Given request: Beginning at the line that contains "Output the text content of this document.", transcribe the remaining lines of the listing exactly; include the final line and omit everything before.

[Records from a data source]
--------

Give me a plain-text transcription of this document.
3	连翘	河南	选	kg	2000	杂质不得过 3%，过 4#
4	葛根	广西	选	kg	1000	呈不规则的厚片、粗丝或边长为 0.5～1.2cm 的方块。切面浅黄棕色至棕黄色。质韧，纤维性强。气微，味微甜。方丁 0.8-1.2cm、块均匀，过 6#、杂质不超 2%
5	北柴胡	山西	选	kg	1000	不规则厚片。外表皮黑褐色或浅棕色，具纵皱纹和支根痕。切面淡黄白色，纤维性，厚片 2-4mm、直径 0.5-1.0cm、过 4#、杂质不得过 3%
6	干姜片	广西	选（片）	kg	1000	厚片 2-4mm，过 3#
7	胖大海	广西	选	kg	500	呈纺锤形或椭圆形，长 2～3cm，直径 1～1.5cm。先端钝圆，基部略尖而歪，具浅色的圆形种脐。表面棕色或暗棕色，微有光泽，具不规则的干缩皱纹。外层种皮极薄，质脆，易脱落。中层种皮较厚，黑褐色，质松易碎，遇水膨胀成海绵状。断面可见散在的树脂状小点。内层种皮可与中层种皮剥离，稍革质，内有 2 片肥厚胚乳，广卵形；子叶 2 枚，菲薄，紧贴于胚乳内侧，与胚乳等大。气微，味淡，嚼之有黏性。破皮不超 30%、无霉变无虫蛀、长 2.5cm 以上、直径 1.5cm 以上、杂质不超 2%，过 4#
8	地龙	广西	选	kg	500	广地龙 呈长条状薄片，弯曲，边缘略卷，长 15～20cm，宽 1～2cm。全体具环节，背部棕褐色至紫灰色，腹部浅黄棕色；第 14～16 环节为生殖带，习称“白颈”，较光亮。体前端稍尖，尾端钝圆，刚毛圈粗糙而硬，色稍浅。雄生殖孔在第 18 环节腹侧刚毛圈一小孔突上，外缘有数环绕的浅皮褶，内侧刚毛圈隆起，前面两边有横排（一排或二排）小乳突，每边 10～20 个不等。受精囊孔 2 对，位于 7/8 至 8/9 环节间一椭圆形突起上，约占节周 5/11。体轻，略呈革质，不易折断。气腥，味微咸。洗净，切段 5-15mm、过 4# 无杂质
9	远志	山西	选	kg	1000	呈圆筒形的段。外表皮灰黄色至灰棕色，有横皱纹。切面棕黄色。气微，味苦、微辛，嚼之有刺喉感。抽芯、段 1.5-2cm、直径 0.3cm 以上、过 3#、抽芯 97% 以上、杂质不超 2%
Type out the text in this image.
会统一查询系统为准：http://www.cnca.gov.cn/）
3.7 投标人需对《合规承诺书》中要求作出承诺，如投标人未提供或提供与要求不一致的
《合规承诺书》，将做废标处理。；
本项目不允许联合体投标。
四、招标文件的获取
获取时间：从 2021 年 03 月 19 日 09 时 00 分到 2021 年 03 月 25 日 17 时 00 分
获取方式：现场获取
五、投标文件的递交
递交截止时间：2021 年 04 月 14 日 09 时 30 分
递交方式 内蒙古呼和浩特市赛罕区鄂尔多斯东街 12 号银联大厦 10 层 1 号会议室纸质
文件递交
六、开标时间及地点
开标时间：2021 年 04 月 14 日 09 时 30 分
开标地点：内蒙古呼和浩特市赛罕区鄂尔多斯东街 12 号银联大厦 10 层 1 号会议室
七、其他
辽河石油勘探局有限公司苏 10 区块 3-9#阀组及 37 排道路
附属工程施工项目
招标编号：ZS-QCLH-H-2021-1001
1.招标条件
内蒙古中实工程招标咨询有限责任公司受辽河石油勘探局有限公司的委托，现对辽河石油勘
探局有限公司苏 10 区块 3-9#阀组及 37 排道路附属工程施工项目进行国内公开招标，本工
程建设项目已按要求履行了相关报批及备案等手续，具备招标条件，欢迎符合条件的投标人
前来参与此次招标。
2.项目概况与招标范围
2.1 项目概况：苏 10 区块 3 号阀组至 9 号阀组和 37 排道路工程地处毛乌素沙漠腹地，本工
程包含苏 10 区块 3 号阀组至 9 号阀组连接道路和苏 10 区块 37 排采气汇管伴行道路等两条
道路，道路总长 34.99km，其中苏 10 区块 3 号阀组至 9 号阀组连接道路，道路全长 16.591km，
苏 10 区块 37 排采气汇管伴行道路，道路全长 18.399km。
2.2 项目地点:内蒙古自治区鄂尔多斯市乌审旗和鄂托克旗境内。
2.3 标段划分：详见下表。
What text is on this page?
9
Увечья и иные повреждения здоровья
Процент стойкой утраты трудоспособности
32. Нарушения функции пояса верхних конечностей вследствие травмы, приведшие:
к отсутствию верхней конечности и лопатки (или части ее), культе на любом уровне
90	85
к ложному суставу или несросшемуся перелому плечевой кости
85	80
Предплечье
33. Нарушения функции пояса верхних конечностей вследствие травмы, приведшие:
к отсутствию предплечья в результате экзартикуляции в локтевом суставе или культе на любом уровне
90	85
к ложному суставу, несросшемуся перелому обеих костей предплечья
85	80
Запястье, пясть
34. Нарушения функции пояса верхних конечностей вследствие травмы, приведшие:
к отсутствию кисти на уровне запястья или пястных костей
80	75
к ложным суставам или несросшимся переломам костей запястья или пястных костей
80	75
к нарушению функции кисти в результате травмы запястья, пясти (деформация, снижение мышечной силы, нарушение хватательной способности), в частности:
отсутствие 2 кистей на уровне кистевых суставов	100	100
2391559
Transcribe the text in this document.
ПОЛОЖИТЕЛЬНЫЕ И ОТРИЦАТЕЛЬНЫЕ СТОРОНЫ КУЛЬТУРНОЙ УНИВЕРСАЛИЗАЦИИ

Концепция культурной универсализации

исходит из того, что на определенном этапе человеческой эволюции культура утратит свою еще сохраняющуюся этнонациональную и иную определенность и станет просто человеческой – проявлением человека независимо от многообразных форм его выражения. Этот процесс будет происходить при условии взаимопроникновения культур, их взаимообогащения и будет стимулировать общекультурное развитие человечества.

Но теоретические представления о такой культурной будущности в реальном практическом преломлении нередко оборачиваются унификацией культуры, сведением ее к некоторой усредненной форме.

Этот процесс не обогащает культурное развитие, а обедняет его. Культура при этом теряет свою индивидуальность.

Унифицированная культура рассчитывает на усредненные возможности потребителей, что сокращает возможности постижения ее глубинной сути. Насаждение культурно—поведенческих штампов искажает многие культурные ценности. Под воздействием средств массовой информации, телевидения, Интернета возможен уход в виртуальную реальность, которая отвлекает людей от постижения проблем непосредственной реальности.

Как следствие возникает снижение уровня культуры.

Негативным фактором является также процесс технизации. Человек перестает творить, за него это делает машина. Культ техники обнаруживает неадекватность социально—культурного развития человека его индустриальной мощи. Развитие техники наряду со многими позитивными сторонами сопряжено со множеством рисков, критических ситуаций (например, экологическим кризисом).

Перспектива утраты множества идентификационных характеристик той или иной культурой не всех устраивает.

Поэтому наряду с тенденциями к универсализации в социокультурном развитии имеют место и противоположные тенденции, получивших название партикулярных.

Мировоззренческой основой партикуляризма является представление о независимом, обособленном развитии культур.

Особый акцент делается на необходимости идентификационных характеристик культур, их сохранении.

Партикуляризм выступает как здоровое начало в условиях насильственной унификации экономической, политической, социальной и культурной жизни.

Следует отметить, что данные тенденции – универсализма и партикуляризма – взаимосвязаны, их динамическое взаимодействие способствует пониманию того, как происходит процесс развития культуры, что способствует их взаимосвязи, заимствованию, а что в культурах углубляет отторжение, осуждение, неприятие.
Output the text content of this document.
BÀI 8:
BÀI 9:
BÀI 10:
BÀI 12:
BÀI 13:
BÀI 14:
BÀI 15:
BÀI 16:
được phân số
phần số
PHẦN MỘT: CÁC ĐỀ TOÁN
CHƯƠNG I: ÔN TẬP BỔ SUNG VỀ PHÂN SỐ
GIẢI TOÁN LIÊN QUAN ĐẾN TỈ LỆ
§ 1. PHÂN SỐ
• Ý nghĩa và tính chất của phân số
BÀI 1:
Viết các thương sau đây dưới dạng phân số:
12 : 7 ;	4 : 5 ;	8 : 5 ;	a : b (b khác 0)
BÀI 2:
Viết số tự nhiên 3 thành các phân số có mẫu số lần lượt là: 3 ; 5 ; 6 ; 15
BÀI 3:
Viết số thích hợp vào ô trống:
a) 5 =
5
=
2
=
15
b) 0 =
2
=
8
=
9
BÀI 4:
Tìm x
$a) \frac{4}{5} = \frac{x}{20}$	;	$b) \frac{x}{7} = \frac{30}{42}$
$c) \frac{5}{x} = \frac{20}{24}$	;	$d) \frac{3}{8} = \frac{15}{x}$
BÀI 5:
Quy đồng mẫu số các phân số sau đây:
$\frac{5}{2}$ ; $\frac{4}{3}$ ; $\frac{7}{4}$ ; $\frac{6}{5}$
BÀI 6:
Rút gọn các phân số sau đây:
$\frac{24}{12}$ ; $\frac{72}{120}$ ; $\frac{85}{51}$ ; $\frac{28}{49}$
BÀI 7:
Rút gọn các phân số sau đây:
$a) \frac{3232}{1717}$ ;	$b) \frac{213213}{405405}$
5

--------

Full answer:
Output the text content of this document.
BÀI 8:
BÀI 9:
BÀI 10:
BÀI 12:
BÀI 13:
BÀI 14:
BÀI 15:
BÀI 16:
được phân số
phần số
PHẦN MỘT: CÁC ĐỀ TOÁN
CHƯƠNG I: ÔN TẬP BỔ SUNG VỀ PHÂN SỐ
GIẢI TOÁN LIÊN QUAN ĐẾN TỈ LỆ
§ 1. PHÂN SỐ
• Ý nghĩa và tính chất của phân số
BÀI 1:
Viết các thương sau đây dưới dạng phân số:
12 : 7 ;	4 : 5 ;	8 : 5 ;	a : b (b khác 0)
BÀI 2:
Viết số tự nhiên 3 thành các phân số có mẫu số lần lượt là: 3 ; 5 ; 6 ; 15
BÀI 3:
Viết số thích hợp vào ô trống:
a) 5 =
5
=
2
=
15
b) 0 =
2
=
8
=
9
BÀI 4:
Tìm x
$a) \frac{4}{5} = \frac{x}{20}$	;	$b) \frac{x}{7} = \frac{30}{42}$
$c) \frac{5}{x} = \frac{20}{24}$	;	$d) \frac{3}{8} = \frac{15}{x}$
BÀI 5:
Quy đồng mẫu số các phân số sau đây:
$\frac{5}{2}$ ; $\frac{4}{3}$ ; $\frac{7}{4}$ ; $\frac{6}{5}$
BÀI 6:
Rút gọn các phân số sau đây:
$\frac{24}{12}$ ; $\frac{72}{120}$ ; $\frac{85}{51}$ ; $\frac{28}{49}$
BÀI 7:
Rút gọn các phân số sau đây:
$a) \frac{3232}{1717}$ ;	$b) \frac{213213}{405405}$
5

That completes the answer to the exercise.